• _Work instructions_
Search the entries below. Return every line that has "docente" in it.

• _Supplied data_
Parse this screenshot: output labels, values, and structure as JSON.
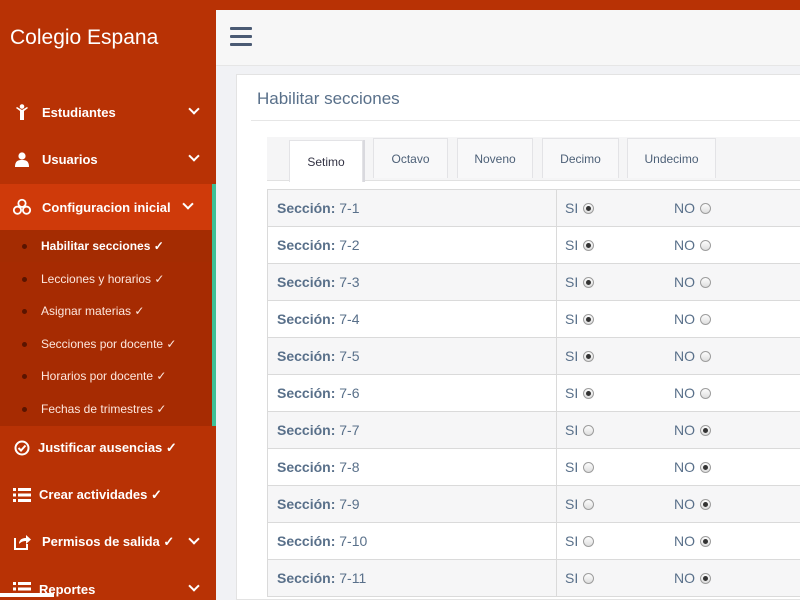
{
  "app": {
    "title": "Colegio Espana"
  },
  "sidebar": {
    "items": [
      {
        "label": "Estudiantes",
        "icon": "student-icon",
        "chevron": true
      },
      {
        "label": "Usuarios",
        "icon": "user-icon",
        "chevron": true
      },
      {
        "label": "Configuracion inicial",
        "icon": "cubes-icon",
        "chevron": true,
        "active": true
      },
      {
        "label": "Justificar ausencias ✓",
        "icon": "check-circle-icon",
        "chevron": false
      },
      {
        "label": "Crear actividades ✓",
        "icon": "list-icon",
        "chevron": false
      },
      {
        "label": "Permisos de salida ✓",
        "icon": "share-icon",
        "chevron": true
      },
      {
        "label": "Reportes",
        "icon": "list-icon",
        "chevron": true
      }
    ],
    "submenu": [
      {
        "label": "Habilitar secciones ✓",
        "current": true
      },
      {
        "label": "Lecciones y horarios ✓"
      },
      {
        "label": "Asignar materias ✓"
      },
      {
        "label": "Secciones por docente ✓"
      },
      {
        "label": "Horarios por docente ✓"
      },
      {
        "label": "Fechas de trimestres ✓"
      }
    ]
  },
  "panel": {
    "title": "Habilitar secciones"
  },
  "tabs": [
    {
      "label": "Setimo",
      "active": true
    },
    {
      "label": "Octavo"
    },
    {
      "label": "Noveno"
    },
    {
      "label": "Decimo"
    },
    {
      "label": "Undecimo"
    }
  ],
  "options": {
    "yes_label": "SI",
    "no_label": "NO"
  },
  "section_prefix": "Sección:",
  "sections": [
    {
      "name": "7-1",
      "enabled": true
    },
    {
      "name": "7-2",
      "enabled": true
    },
    {
      "name": "7-3",
      "enabled": true
    },
    {
      "name": "7-4",
      "enabled": true
    },
    {
      "name": "7-5",
      "enabled": true
    },
    {
      "name": "7-6",
      "enabled": true
    },
    {
      "name": "7-7",
      "enabled": false
    },
    {
      "name": "7-8",
      "enabled": false
    },
    {
      "name": "7-9",
      "enabled": false
    },
    {
      "name": "7-10",
      "enabled": false
    },
    {
      "name": "7-11",
      "enabled": false
    }
  ],
  "colors": {
    "sidebar": "#b83205",
    "active_item": "#cf3a0a",
    "accent": "#3ec096",
    "text": "#59708a"
  }
}
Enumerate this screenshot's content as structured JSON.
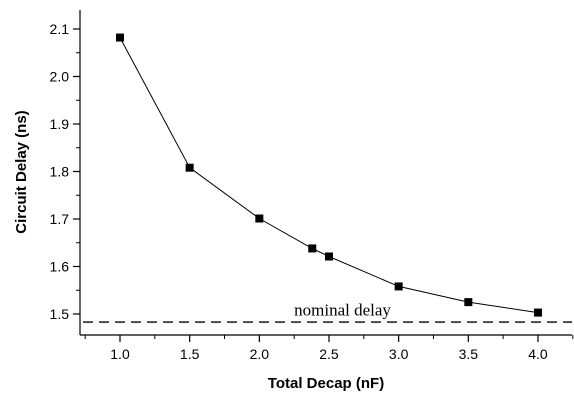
{
  "chart_data": {
    "type": "line",
    "title": "",
    "xlabel": "Total Decap (nF)",
    "ylabel": "Circuit Delay (ns)",
    "xlim": [
      0.75,
      4.3
    ],
    "ylim": [
      1.45,
      2.15
    ],
    "x_ticks": [
      "1.0",
      "1.5",
      "2.0",
      "2.5",
      "3.0",
      "3.5",
      "4.0"
    ],
    "y_ticks": [
      "1.5",
      "1.6",
      "1.7",
      "1.8",
      "1.9",
      "2.0",
      "2.1"
    ],
    "grid": false,
    "series": [
      {
        "name": "",
        "marker": "square",
        "color": "#000000",
        "x": [
          1.0,
          1.5,
          2.0,
          2.38,
          2.5,
          3.0,
          3.5,
          4.0
        ],
        "y": [
          2.082,
          1.808,
          1.701,
          1.638,
          1.621,
          1.558,
          1.525,
          1.503
        ]
      }
    ],
    "reference_line": {
      "y": 1.483,
      "style": "dashed",
      "color": "#000000"
    },
    "annotations": [
      {
        "text": "nominal delay",
        "x": 2.25,
        "y": 1.497
      }
    ]
  }
}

• _Exercise result_
        "label": "Secciones por docente ✓"
        "label": "Horarios por docente ✓"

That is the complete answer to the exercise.